## begin Supplied data

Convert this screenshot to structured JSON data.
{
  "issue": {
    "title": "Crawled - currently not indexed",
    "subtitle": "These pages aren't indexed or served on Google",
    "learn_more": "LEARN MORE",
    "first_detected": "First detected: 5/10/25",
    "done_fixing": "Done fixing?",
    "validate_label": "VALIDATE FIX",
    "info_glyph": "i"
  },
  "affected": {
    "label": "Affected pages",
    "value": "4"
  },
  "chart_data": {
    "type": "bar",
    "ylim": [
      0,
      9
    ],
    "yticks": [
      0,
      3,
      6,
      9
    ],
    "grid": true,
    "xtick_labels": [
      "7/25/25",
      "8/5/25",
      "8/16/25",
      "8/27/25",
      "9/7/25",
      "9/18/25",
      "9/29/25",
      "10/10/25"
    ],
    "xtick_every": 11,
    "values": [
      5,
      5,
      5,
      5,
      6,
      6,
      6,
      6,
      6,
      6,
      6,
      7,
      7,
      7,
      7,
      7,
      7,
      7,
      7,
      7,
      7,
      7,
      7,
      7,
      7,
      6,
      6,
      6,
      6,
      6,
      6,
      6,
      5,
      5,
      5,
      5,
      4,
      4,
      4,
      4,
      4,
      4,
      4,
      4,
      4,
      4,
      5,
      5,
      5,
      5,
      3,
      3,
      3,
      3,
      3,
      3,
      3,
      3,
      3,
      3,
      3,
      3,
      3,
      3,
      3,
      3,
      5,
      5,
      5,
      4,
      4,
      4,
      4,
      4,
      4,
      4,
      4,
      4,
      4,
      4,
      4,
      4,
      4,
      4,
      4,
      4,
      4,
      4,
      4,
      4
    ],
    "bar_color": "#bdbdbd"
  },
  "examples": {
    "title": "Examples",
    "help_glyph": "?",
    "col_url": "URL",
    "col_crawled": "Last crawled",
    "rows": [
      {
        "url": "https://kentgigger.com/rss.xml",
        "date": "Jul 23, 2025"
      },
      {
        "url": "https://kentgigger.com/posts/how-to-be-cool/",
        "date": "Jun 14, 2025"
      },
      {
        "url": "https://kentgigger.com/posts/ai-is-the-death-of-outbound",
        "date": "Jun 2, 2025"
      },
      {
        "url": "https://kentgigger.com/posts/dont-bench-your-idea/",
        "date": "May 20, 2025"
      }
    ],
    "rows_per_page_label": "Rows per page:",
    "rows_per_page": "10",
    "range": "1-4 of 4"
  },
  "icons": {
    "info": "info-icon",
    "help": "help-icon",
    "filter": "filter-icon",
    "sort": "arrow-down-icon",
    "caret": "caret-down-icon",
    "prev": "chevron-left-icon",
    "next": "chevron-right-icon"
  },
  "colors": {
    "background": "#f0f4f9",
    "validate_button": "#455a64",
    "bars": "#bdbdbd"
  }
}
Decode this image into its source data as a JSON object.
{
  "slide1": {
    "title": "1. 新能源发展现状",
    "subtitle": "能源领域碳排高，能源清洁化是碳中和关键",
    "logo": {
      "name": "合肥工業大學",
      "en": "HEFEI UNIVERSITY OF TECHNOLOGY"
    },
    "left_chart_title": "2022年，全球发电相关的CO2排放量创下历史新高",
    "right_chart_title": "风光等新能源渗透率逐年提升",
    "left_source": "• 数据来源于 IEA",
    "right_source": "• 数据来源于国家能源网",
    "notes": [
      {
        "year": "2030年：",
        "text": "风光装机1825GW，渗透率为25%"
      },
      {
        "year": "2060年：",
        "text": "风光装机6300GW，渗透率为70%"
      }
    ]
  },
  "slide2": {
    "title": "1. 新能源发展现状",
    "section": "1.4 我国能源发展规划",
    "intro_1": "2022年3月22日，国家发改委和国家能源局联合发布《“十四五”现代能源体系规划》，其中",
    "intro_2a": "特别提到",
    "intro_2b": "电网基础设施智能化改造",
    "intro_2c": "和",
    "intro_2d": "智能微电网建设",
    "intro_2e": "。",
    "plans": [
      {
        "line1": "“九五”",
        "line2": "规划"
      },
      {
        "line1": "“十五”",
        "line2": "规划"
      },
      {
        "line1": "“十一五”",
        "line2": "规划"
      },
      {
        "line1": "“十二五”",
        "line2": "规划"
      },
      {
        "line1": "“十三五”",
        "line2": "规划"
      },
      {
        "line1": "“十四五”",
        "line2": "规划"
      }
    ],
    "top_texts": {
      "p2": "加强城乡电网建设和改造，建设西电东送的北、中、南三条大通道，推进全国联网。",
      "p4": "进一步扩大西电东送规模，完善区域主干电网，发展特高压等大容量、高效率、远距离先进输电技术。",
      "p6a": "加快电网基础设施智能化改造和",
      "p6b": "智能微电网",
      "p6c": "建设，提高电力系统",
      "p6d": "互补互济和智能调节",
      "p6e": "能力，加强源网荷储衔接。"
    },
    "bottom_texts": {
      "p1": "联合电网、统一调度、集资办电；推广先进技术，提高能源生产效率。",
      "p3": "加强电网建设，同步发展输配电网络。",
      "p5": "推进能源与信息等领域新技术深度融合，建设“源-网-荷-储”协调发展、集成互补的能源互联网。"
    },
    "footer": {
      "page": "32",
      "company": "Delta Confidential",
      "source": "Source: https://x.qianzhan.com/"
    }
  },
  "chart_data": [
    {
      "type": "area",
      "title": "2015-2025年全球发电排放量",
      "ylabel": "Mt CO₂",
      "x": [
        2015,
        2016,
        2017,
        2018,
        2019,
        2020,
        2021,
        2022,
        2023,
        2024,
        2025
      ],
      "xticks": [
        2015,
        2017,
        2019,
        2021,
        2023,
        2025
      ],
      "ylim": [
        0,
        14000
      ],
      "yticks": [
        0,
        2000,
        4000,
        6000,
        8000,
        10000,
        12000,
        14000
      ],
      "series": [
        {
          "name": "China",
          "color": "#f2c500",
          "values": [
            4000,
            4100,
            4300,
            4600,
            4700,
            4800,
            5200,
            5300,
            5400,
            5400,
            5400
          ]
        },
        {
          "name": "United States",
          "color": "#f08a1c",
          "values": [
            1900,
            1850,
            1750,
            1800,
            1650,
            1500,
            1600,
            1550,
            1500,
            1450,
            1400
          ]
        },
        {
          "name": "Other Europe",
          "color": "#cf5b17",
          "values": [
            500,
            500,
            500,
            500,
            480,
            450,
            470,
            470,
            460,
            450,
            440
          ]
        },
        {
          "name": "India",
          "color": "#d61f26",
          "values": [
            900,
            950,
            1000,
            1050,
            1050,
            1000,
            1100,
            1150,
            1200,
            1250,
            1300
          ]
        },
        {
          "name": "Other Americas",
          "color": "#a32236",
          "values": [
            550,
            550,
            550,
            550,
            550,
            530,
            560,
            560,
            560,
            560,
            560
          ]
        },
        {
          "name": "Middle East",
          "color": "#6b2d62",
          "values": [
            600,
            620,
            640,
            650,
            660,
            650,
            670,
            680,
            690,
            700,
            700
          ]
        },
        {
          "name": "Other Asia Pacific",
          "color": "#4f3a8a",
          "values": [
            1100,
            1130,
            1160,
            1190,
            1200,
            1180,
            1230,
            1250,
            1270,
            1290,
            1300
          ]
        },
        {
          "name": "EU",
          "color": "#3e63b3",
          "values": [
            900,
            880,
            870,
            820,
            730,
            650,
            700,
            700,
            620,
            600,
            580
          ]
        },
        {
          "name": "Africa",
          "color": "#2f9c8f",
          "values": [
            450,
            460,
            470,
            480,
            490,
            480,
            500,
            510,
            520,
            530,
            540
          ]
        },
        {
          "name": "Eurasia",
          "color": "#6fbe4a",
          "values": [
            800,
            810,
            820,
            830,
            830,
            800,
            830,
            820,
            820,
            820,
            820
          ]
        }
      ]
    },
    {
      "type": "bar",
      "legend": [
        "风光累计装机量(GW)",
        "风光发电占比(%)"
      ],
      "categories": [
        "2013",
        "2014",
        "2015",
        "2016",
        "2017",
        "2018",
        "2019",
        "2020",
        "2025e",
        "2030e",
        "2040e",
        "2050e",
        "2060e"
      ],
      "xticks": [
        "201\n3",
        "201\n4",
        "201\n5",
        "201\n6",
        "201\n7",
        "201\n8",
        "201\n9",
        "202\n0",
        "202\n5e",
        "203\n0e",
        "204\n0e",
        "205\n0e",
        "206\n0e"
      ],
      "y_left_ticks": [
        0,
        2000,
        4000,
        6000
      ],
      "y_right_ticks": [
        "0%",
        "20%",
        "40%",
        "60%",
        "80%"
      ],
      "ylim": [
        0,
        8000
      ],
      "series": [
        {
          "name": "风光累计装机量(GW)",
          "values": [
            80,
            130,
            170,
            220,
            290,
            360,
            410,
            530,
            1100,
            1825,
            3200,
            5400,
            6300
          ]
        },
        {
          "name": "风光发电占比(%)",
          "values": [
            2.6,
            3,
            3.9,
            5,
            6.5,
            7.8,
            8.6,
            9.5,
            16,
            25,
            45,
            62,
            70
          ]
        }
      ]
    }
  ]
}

## end Supplied data

◆ What to do:
Which lines above contain the word "down"? Copy each of them.

◆ Output below:
    "sort": "arrow-down-icon",
    "caret": "caret-down-icon",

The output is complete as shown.